[Challenge] Transcribe all the records with complete accuracy.

[Working data]
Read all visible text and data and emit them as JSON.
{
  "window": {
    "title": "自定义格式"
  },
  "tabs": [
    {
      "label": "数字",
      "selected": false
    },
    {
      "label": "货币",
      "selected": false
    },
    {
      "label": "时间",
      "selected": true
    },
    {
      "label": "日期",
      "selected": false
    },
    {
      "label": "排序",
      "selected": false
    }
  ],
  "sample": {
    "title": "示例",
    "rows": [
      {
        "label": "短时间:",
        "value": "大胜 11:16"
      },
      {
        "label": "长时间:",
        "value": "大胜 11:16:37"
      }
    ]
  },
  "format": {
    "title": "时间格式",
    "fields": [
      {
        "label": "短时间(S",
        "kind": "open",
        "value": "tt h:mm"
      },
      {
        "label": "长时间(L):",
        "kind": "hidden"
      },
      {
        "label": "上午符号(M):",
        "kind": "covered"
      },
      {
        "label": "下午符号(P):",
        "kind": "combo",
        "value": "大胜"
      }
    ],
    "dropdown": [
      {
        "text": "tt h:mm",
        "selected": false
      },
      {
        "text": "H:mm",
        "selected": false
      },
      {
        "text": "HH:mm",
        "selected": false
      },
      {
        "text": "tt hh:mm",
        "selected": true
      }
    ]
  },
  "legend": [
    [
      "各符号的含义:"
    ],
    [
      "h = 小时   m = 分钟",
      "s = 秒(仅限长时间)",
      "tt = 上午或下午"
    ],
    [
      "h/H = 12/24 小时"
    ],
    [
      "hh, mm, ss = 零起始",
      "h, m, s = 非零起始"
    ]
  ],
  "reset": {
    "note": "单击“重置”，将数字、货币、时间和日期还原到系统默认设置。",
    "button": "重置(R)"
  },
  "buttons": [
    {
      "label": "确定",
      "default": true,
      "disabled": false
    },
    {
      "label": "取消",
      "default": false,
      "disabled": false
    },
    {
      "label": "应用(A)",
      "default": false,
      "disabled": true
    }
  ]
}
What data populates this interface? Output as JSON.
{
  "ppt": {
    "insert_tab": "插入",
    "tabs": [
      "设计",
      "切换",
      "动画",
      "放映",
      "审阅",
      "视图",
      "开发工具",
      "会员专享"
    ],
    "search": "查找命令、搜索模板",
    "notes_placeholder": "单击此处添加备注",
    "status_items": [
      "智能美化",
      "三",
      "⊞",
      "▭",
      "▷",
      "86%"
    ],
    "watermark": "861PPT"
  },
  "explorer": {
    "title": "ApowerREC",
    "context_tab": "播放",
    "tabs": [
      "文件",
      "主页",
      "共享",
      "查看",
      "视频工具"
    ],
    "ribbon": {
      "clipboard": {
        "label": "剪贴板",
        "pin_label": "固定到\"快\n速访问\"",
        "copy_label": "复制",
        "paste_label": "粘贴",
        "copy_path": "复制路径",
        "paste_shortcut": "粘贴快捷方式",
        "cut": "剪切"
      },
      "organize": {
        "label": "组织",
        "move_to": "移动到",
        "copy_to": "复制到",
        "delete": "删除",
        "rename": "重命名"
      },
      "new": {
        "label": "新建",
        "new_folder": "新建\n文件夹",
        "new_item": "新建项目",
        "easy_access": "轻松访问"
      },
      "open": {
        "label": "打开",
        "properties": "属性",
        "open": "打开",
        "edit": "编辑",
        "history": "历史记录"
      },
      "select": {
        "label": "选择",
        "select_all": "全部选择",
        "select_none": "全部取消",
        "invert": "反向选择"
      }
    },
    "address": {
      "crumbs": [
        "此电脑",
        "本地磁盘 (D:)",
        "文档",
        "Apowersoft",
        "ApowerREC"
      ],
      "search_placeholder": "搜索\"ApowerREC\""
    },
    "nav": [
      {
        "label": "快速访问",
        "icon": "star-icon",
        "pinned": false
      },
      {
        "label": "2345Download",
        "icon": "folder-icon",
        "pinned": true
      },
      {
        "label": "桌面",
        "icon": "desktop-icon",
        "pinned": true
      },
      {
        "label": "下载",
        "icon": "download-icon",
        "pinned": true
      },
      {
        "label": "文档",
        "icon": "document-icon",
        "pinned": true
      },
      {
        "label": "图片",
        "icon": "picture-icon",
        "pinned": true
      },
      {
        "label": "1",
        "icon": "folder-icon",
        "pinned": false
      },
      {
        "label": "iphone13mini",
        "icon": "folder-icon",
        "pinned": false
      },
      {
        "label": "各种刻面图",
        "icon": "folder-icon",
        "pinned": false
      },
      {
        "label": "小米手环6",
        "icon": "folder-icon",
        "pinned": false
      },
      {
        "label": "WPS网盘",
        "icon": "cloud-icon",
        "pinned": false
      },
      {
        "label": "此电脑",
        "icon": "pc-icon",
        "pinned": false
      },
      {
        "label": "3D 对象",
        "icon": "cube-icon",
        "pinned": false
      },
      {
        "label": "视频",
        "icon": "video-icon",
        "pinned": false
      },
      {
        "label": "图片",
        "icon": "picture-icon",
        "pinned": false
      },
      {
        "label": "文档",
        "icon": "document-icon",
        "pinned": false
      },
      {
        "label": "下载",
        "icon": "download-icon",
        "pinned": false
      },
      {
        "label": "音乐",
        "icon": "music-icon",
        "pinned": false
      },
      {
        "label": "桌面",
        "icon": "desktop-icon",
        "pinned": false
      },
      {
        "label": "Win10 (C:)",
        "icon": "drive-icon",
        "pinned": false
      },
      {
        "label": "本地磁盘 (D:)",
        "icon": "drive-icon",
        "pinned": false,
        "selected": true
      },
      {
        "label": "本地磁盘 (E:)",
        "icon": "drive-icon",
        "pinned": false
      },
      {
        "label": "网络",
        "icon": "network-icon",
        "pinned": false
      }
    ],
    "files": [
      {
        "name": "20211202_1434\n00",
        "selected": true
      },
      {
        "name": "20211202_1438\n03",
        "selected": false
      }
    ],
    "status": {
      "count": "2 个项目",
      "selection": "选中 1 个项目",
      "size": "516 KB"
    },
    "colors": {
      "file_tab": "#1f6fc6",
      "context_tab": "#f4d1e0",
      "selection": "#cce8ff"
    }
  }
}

[The output]
Read all visible text and data and emit them as JSON.
{
  "window": {
    "title": "自定义格式"
  },
  "tabs": [
    {
      "label": "数字",
      "selected": false
    },
    {
      "label": "货币",
      "selected": false
    },
    {
      "label": "时间",
      "selected": true
    },
    {
      "label": "日期",
      "selected": false
    },
    {
      "label": "排序",
      "selected": false
    }
  ],
  "sample": {
    "title": "示例",
    "rows": [
      {
        "label": "短时间:",
        "value": "大胜 11:16"
      },
      {
        "label": "长时间:",
        "value": "大胜 11:16:37"
      }
    ]
  },
  "format": {
    "title": "时间格式",
    "fields": [
      {
        "label": "短时间(S",
        "kind": "open",
        "value": "tt h:mm"
      },
      {
        "label": "长时间(L):",
        "kind": "hidden"
      },
      {
        "label": "上午符号(M):",
        "kind": "covered"
      },
      {
        "label": "下午符号(P):",
        "kind": "combo",
        "value": "大胜"
      }
    ],
    "dropdown": [
      {
        "text": "tt h:mm",
        "selected": false
      },
      {
        "text": "H:mm",
        "selected": false
      },
      {
        "text": "HH:mm",
        "selected": false
      },
      {
        "text": "tt hh:mm",
        "selected": true
      }
    ]
  },
  "legend": [
    [
      "各符号的含义:"
    ],
    [
      "h = 小时   m = 分钟",
      "s = 秒(仅限长时间)",
      "tt = 上午或下午"
    ],
    [
      "h/H = 12/24 小时"
    ],
    [
      "hh, mm, ss = 零起始",
      "h, m, s = 非零起始"
    ]
  ],
  "reset": {
    "note": "单击“重置”，将数字、货币、时间和日期还原到系统默认设置。",
    "button": "重置(R)"
  },
  "buttons": [
    {
      "label": "确定",
      "default": true,
      "disabled": false
    },
    {
      "label": "取消",
      "default": false,
      "disabled": false
    },
    {
      "label": "应用(A)",
      "default": false,
      "disabled": true
    }
  ]
}
What data populates this interface? Output as JSON.
{
  "ppt": {
    "insert_tab": "插入",
    "tabs": [
      "设计",
      "切换",
      "动画",
      "放映",
      "审阅",
      "视图",
      "开发工具",
      "会员专享"
    ],
    "search": "查找命令、搜索模板",
    "notes_placeholder": "单击此处添加备注",
    "status_items": [
      "智能美化",
      "三",
      "⊞",
      "▭",
      "▷",
      "86%"
    ],
    "watermark": "861PPT"
  },
  "explorer": {
    "title": "ApowerREC",
    "context_tab": "播放",
    "tabs": [
      "文件",
      "主页",
      "共享",
      "查看",
      "视频工具"
    ],
    "ribbon": {
      "clipboard": {
        "label": "剪贴板",
        "pin_label": "固定到\"快\n速访问\"",
        "copy_label": "复制",
        "paste_label": "粘贴",
        "copy_path": "复制路径",
        "paste_shortcut": "粘贴快捷方式",
        "cut": "剪切"
      },
      "organize": {
        "label": "组织",
        "move_to": "移动到",
        "copy_to": "复制到",
        "delete": "删除",
        "rename": "重命名"
      },
      "new": {
        "label": "新建",
        "new_folder": "新建\n文件夹",
        "new_item": "新建项目",
        "easy_access": "轻松访问"
      },
      "open": {
        "label": "打开",
        "properties": "属性",
        "open": "打开",
        "edit": "编辑",
        "history": "历史记录"
      },
      "select": {
        "label": "选择",
        "select_all": "全部选择",
        "select_none": "全部取消",
        "invert": "反向选择"
      }
    },
    "address": {
      "crumbs": [
        "此电脑",
        "本地磁盘 (D:)",
        "文档",
        "Apowersoft",
        "ApowerREC"
      ],
      "search_placeholder": "搜索\"ApowerREC\""
    },
    "nav": [
      {
        "label": "快速访问",
        "icon": "star-icon",
        "pinned": false
      },
      {
        "label": "2345Download",
        "icon": "folder-icon",
        "pinned": true
      },
      {
        "label": "桌面",
        "icon": "desktop-icon",
        "pinned": true
      },
      {
        "label": "下载",
        "icon": "download-icon",
        "pinned": true
      },
      {
        "label": "文档",
        "icon": "document-icon",
        "pinned": true
      },
      {
        "label": "图片",
        "icon": "picture-icon",
        "pinned": true
      },
      {
        "label": "1",
        "icon": "folder-icon",
        "pinned": false
      },
      {
        "label": "iphone13mini",
        "icon": "folder-icon",
        "pinned": false
      },
      {
        "label": "各种刻面图",
        "icon": "folder-icon",
        "pinned": false
      },
      {
        "label": "小米手环6",
        "icon": "folder-icon",
        "pinned": false
      },
      {
        "label": "WPS网盘",
        "icon": "cloud-icon",
        "pinned": false
      },
      {
        "label": "此电脑",
        "icon": "pc-icon",
        "pinned": false
      },
      {
        "label": "3D 对象",
        "icon": "cube-icon",
        "pinned": false
      },
      {
        "label": "视频",
        "icon": "video-icon",
        "pinned": false
      },
      {
        "label": "图片",
        "icon": "picture-icon",
        "pinned": false
      },
      {
        "label": "文档",
        "icon": "document-icon",
        "pinned": false
      },
      {
        "label": "下载",
        "icon": "download-icon",
        "pinned": false
      },
      {
        "label": "音乐",
        "icon": "music-icon",
        "pinned": false
      },
      {
        "label": "桌面",
        "icon": "desktop-icon",
        "pinned": false
      },
      {
        "label": "Win10 (C:)",
        "icon": "drive-icon",
        "pinned": false
      },
      {
        "label": "本地磁盘 (D:)",
        "icon": "drive-icon",
        "pinned": false,
        "selected": true
      },
      {
        "label": "本地磁盘 (E:)",
        "icon": "drive-icon",
        "pinned": false
      },
      {
        "label": "网络",
        "icon": "network-icon",
        "pinned": false
      }
    ],
    "files": [
      {
        "name": "20211202_1434\n00",
        "selected": true
      },
      {
        "name": "20211202_1438\n03",
        "selected": false
      }
    ],
    "status": {
      "count": "2 个项目",
      "selection": "选中 1 个项目",
      "size": "516 KB"
    },
    "colors": {
      "file_tab": "#1f6fc6",
      "context_tab": "#f4d1e0",
      "selection": "#cce8ff"
    }
  }
}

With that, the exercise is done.